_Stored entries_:
┄┄┄┄┄┄
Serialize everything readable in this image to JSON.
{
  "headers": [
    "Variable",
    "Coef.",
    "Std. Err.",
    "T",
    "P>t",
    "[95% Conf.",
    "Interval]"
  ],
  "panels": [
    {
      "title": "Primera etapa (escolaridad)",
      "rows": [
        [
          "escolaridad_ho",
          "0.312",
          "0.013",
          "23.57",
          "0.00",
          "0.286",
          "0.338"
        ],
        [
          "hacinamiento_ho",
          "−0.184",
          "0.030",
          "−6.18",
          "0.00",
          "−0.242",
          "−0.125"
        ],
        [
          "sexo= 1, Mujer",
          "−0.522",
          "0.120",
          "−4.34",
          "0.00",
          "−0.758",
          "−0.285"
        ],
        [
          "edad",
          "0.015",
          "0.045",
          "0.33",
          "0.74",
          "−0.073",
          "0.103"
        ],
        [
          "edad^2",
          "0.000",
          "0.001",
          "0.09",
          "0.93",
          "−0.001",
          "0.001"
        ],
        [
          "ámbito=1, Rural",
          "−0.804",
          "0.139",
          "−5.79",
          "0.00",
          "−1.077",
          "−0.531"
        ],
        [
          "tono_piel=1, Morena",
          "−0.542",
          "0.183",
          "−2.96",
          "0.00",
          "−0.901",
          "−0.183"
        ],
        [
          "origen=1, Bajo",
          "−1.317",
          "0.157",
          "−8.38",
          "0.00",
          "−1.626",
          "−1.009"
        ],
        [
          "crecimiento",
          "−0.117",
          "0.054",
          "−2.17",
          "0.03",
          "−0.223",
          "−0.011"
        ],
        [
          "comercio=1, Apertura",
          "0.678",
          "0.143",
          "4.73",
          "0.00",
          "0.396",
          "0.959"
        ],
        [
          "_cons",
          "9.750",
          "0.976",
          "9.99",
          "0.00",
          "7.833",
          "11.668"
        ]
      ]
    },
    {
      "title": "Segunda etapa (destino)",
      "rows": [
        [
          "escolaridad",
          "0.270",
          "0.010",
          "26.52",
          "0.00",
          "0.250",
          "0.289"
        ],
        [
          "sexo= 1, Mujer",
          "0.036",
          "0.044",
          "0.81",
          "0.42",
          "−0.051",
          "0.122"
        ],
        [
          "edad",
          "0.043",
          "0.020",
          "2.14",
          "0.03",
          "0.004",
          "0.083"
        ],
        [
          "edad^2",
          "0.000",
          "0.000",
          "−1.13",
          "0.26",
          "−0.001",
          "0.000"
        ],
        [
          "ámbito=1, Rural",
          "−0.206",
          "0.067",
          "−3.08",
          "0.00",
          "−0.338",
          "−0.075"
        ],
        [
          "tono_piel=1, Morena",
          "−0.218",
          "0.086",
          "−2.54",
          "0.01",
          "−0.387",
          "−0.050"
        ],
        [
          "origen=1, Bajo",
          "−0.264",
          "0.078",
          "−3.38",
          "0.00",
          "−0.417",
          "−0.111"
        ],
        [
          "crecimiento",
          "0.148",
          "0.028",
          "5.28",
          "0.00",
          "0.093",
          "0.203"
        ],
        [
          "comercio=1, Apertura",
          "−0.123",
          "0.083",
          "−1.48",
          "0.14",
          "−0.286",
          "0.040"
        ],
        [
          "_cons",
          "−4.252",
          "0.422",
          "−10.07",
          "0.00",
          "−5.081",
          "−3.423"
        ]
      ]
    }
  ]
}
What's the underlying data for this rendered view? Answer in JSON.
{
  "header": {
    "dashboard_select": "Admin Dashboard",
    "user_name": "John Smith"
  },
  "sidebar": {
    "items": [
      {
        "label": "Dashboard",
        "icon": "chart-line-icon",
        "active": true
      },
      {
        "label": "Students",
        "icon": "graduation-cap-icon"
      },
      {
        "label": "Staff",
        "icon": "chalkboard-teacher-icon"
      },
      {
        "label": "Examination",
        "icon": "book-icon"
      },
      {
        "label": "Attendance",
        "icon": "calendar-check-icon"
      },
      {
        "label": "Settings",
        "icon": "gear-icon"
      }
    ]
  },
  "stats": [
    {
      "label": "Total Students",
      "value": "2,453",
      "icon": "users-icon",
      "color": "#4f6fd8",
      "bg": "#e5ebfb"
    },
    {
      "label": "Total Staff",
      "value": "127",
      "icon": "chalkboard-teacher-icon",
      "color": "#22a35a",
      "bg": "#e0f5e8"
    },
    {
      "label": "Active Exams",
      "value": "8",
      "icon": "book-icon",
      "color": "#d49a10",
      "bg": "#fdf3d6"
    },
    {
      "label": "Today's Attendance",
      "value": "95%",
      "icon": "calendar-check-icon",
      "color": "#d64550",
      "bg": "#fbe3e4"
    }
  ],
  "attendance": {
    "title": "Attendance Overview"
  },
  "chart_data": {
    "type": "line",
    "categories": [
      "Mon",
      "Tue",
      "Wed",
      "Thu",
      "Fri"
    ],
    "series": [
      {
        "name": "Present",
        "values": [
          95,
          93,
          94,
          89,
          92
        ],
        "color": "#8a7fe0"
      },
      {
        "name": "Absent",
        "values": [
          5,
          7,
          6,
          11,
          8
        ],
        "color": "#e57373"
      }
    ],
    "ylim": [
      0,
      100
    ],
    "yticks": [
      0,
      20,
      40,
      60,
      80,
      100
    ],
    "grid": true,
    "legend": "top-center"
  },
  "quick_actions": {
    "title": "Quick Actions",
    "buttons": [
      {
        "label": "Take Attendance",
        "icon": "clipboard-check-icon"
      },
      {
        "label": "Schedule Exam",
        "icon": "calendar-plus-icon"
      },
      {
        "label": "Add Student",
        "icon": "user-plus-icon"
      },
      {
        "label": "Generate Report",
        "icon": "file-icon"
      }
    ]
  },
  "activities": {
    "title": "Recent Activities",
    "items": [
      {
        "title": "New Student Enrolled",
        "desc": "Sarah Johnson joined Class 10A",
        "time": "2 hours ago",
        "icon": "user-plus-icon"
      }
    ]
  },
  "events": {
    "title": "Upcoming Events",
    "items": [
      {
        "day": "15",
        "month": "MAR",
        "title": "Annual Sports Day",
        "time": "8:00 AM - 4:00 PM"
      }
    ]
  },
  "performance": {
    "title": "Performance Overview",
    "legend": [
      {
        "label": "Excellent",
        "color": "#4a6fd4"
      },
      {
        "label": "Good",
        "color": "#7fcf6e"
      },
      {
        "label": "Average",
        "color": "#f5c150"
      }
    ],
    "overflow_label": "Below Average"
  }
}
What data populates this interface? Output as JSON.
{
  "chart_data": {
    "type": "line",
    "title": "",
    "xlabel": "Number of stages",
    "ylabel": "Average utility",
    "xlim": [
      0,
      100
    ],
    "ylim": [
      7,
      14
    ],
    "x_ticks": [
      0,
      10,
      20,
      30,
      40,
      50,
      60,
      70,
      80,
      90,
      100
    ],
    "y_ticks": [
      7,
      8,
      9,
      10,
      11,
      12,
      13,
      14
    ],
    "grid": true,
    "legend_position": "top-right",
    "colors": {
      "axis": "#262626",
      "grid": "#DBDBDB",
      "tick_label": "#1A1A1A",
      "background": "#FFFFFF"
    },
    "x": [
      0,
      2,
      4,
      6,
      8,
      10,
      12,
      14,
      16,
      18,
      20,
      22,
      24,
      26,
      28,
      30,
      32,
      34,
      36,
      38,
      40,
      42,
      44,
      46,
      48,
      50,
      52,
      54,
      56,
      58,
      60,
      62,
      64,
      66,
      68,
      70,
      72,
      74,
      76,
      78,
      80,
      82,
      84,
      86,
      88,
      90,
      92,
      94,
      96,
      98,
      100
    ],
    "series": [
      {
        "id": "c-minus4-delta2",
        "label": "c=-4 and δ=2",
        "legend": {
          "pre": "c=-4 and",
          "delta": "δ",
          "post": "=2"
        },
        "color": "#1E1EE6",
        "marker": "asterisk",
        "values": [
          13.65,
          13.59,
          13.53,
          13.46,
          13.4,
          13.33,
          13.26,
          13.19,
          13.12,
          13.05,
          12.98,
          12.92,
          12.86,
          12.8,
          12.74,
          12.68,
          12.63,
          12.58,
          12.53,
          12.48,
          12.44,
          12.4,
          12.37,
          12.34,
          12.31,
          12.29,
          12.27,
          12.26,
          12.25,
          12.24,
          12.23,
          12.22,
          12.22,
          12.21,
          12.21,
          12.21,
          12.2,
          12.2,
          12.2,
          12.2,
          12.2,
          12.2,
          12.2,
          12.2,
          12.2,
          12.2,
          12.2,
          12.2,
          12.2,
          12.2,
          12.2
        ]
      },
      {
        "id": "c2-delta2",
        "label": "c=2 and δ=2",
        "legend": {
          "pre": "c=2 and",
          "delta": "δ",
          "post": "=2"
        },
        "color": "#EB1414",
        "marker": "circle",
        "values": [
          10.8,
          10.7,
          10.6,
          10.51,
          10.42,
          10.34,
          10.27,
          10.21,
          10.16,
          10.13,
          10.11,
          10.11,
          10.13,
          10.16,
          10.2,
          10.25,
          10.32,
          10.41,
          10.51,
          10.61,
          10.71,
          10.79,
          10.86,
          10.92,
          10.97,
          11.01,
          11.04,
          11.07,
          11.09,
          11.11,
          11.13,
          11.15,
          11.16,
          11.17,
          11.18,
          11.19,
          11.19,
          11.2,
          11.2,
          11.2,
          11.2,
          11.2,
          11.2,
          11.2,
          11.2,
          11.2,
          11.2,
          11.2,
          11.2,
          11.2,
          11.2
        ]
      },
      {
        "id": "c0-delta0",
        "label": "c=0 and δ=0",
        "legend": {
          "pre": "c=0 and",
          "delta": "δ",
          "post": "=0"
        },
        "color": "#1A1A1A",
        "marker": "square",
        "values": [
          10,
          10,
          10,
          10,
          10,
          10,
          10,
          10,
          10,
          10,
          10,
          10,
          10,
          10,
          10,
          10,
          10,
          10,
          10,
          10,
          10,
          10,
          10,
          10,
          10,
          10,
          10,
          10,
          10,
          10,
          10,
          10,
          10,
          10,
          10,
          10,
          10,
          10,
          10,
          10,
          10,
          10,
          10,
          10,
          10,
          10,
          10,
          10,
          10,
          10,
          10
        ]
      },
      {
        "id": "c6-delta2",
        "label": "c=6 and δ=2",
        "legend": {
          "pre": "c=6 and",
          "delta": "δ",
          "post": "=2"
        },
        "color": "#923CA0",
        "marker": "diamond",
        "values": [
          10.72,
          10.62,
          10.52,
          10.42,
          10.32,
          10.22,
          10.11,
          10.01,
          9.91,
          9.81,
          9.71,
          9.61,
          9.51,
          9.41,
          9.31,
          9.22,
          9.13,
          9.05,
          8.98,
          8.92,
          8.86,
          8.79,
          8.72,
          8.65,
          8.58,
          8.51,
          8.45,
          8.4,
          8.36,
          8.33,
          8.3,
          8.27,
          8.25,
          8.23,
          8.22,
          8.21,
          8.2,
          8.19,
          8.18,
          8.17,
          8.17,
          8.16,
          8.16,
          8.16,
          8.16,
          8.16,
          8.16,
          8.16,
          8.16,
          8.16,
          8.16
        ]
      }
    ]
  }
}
┄┄┄┄┄┄
_Exercise details_: How many of the lines in the listing above hold the word "Average"? Report only that figure.

_Response to this task_: 3